++++ Supplied records ++++

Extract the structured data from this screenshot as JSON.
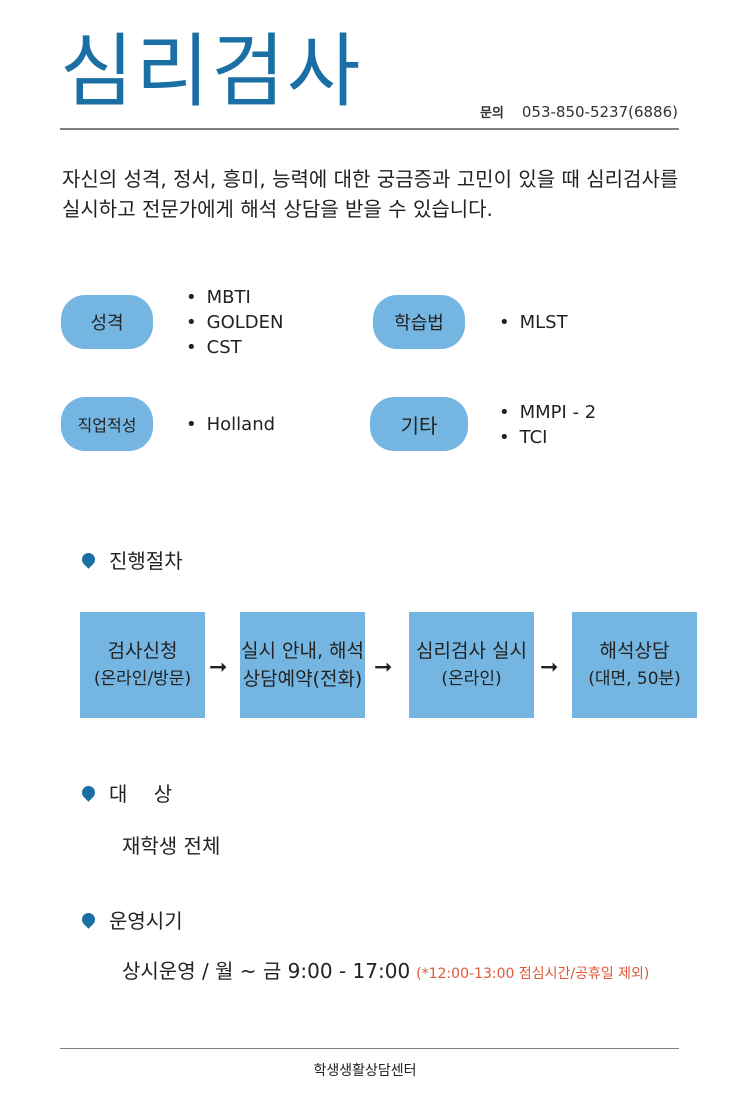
{
  "header": {
    "title": "심리검사",
    "contact_label": "문의",
    "contact_phone": "053-850-5237(6886)"
  },
  "intro": "자신의 성격, 정서, 흥미, 능력에 대한 궁금증과 고민이 있을 때 심리검사를 실시하고 전문가에게 해석 상담을 받을 수 있습니다.",
  "categories": [
    {
      "label": "성격",
      "items": [
        "MBTI",
        "GOLDEN",
        "CST"
      ]
    },
    {
      "label": "학습법",
      "items": [
        "MLST"
      ]
    },
    {
      "label": "직업적성",
      "items": [
        "Holland"
      ]
    },
    {
      "label": "기타",
      "items": [
        "MMPI - 2",
        "TCI"
      ]
    }
  ],
  "procedure": {
    "heading": "진행절차",
    "steps": [
      {
        "line1": "검사신청",
        "line2": "(온라인/방문)"
      },
      {
        "line1": "실시 안내, 해석",
        "line2": "상담예약(전화)"
      },
      {
        "line1": "심리검사 실시",
        "line2": "(온라인)"
      },
      {
        "line1": "해석상담",
        "line2": "(대면, 50분)"
      }
    ],
    "arrow": "➞"
  },
  "target": {
    "heading": "대　 상",
    "text": "재학생 전체"
  },
  "hours": {
    "heading": "운영시기",
    "text": "상시운영 / 월 ~ 금 9:00 - 17:00",
    "note": "(*12:00-13:00 점심시간/공휴일 제외)"
  },
  "footer": "학생생활상담센터",
  "colors": {
    "title": "#1a6fa5",
    "pill": "#74b6e1",
    "note": "#e0583a"
  }
}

++++

### Task requirements
Do not copy the pictures, but repeat every line exactly.

### Written answer
Extract the structured data from this screenshot as JSON.
{
  "header": {
    "title": "심리검사",
    "contact_label": "문의",
    "contact_phone": "053-850-5237(6886)"
  },
  "intro": "자신의 성격, 정서, 흥미, 능력에 대한 궁금증과 고민이 있을 때 심리검사를 실시하고 전문가에게 해석 상담을 받을 수 있습니다.",
  "categories": [
    {
      "label": "성격",
      "items": [
        "MBTI",
        "GOLDEN",
        "CST"
      ]
    },
    {
      "label": "학습법",
      "items": [
        "MLST"
      ]
    },
    {
      "label": "직업적성",
      "items": [
        "Holland"
      ]
    },
    {
      "label": "기타",
      "items": [
        "MMPI - 2",
        "TCI"
      ]
    }
  ],
  "procedure": {
    "heading": "진행절차",
    "steps": [
      {
        "line1": "검사신청",
        "line2": "(온라인/방문)"
      },
      {
        "line1": "실시 안내, 해석",
        "line2": "상담예약(전화)"
      },
      {
        "line1": "심리검사 실시",
        "line2": "(온라인)"
      },
      {
        "line1": "해석상담",
        "line2": "(대면, 50분)"
      }
    ],
    "arrow": "➞"
  },
  "target": {
    "heading": "대　 상",
    "text": "재학생 전체"
  },
  "hours": {
    "heading": "운영시기",
    "text": "상시운영 / 월 ~ 금 9:00 - 17:00",
    "note": "(*12:00-13:00 점심시간/공휴일 제외)"
  },
  "footer": "학생생활상담센터",
  "colors": {
    "title": "#1a6fa5",
    "pill": "#74b6e1",
    "note": "#e0583a"
  }
}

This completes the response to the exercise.